Problem details: Reproduce the listing below character for character; drop every image.

----

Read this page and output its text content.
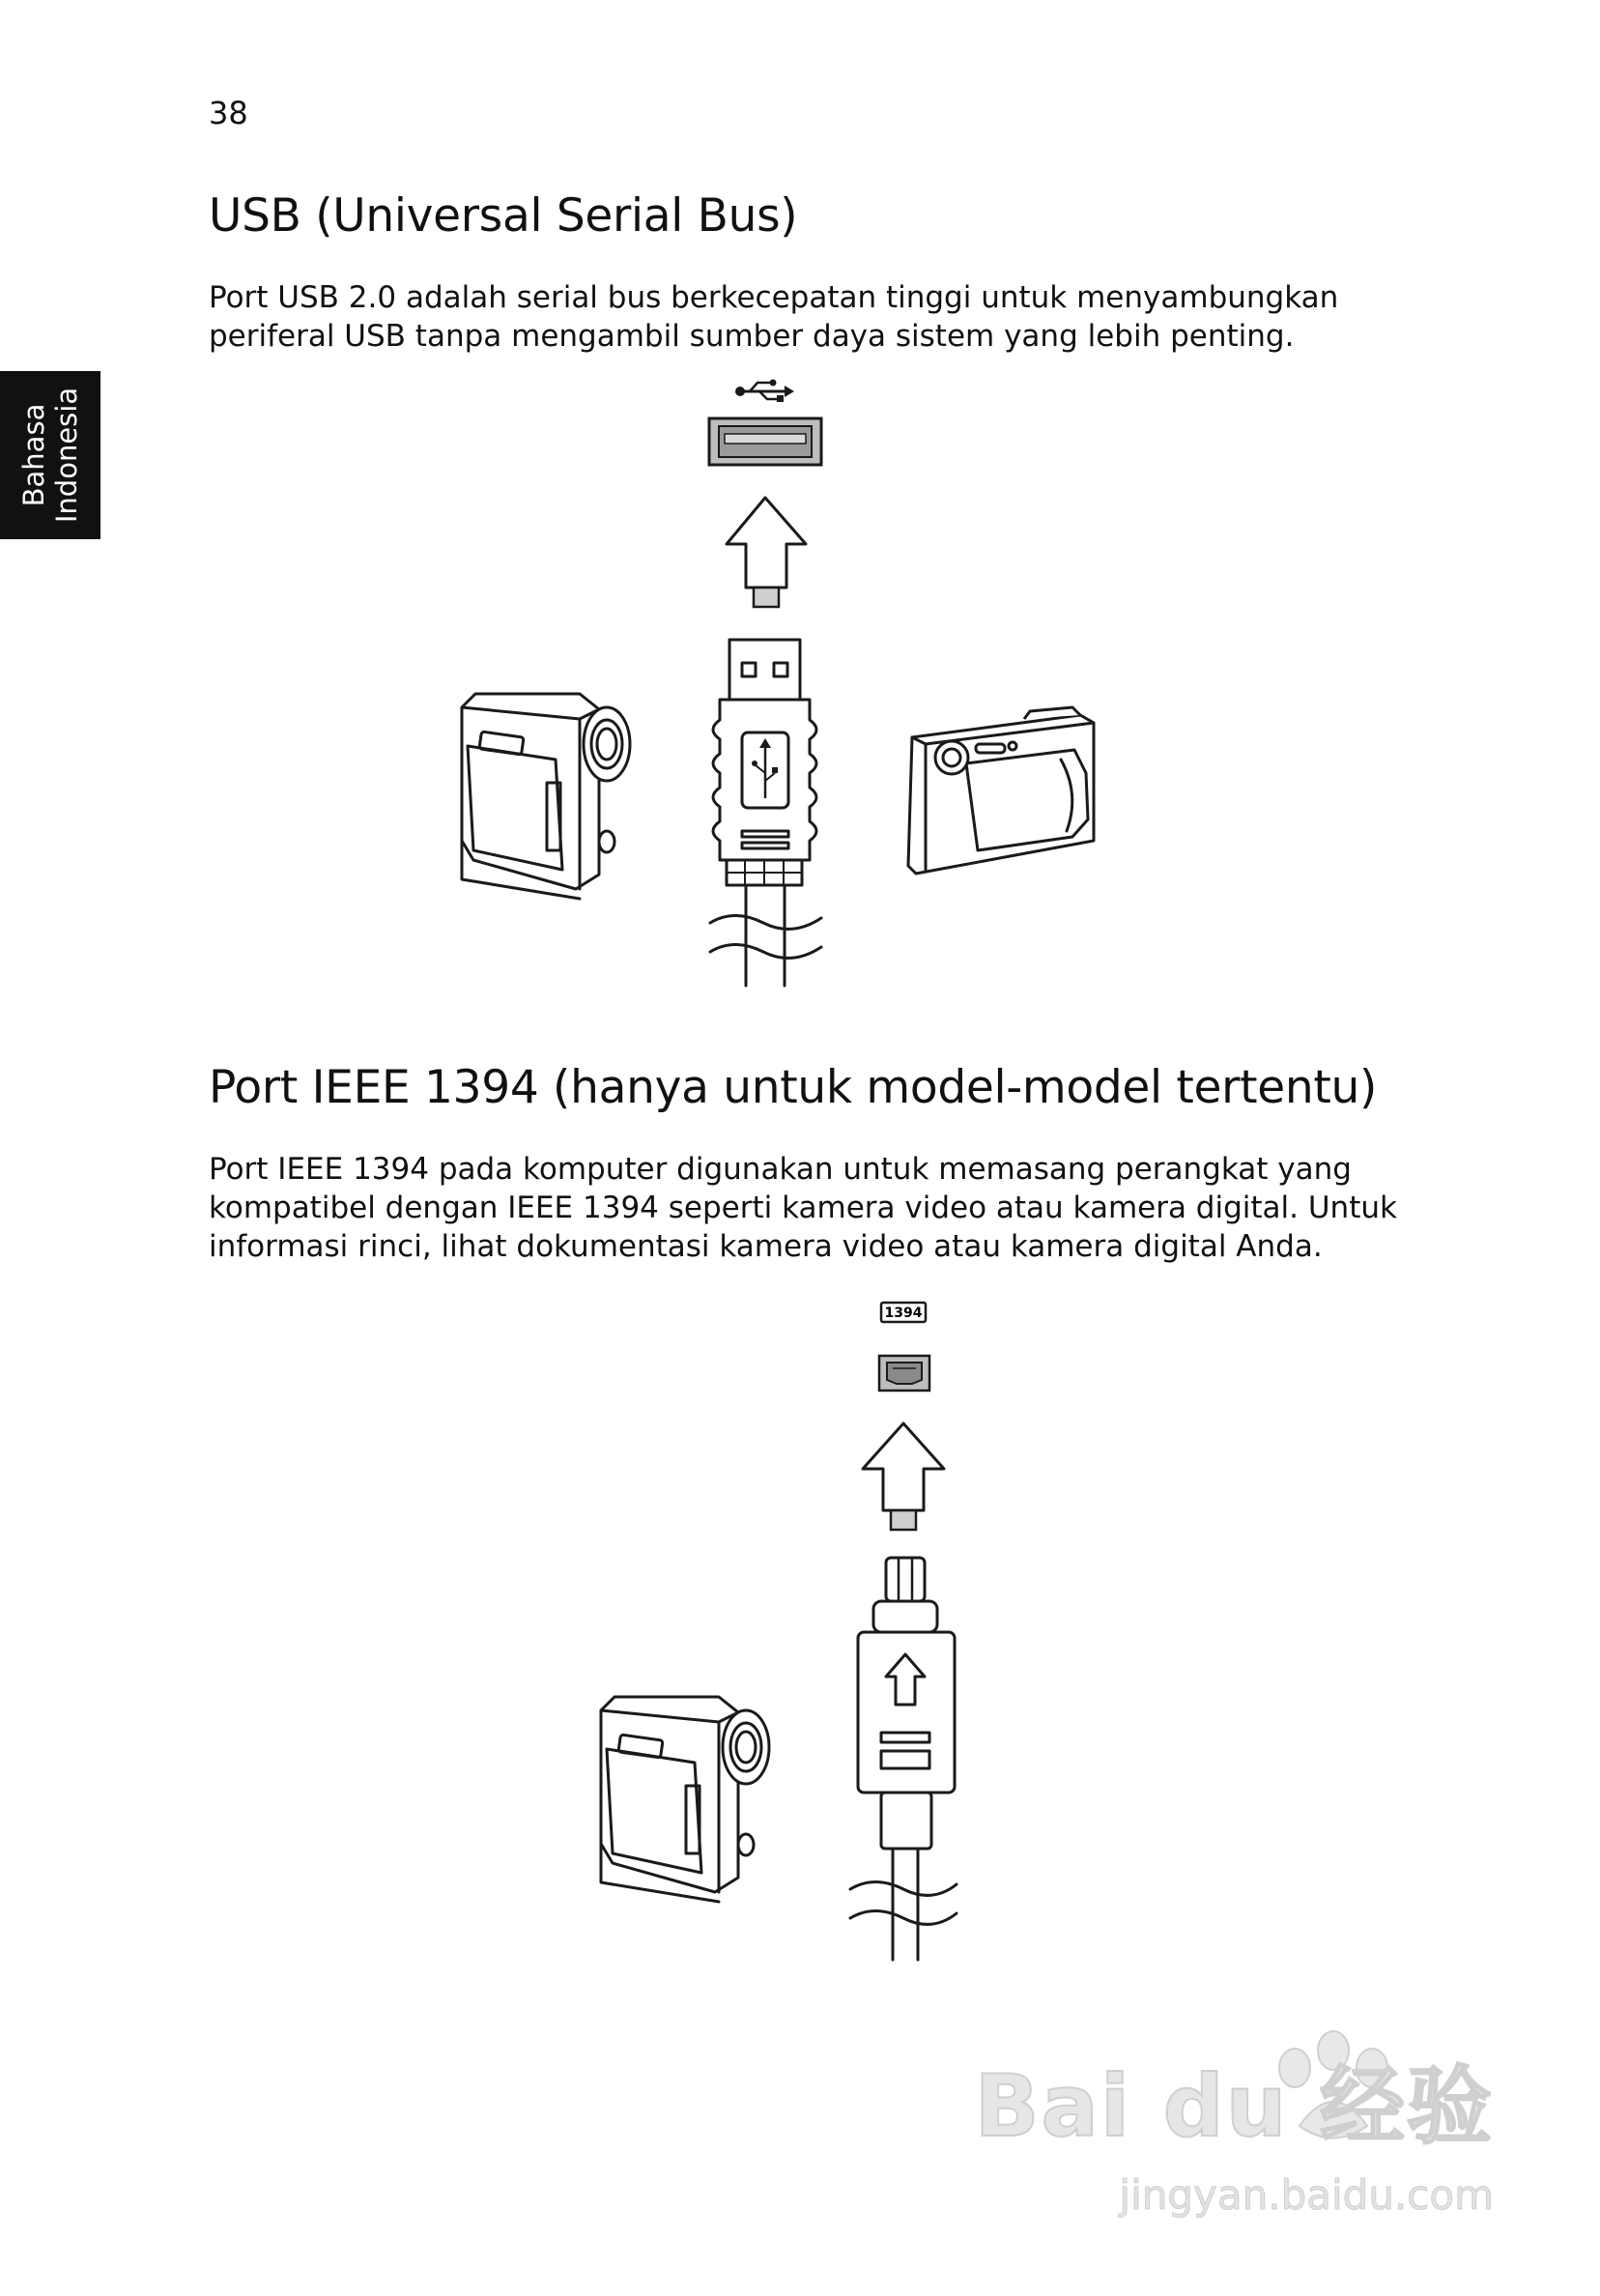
38
Bahasa Indonesia
USB (Universal Serial Bus)
Port USB 2.0 adalah serial bus berkecepatan tinggi untuk menyambungkan
periferal USB tanpa mengambil sumber daya sistem yang lebih penting.
Port IEEE 1394 (hanya untuk model-model tertentu)
Port IEEE 1394 pada komputer digunakan untuk memasang perangkat yang
kompatibel dengan IEEE 1394 seperti kamera video atau kamera digital. Untuk
informasi rinci, lihat dokumentasi kamera video atau kamera digital Anda.
1394
Bai du 经验
jingyan.baidu.com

----

Final answer:
Read this page and output its text content.
38
Bahasa Indonesia
USB (Universal Serial Bus)
Port USB 2.0 adalah serial bus berkecepatan tinggi untuk menyambungkan
periferal USB tanpa mengambil sumber daya sistem yang lebih penting.
Port IEEE 1394 (hanya untuk model-model tertentu)
Port IEEE 1394 pada komputer digunakan untuk memasang perangkat yang
kompatibel dengan IEEE 1394 seperti kamera video atau kamera digital. Untuk
informasi rinci, lihat dokumentasi kamera video atau kamera digital Anda.
1394
Bai du 经验
jingyan.baidu.com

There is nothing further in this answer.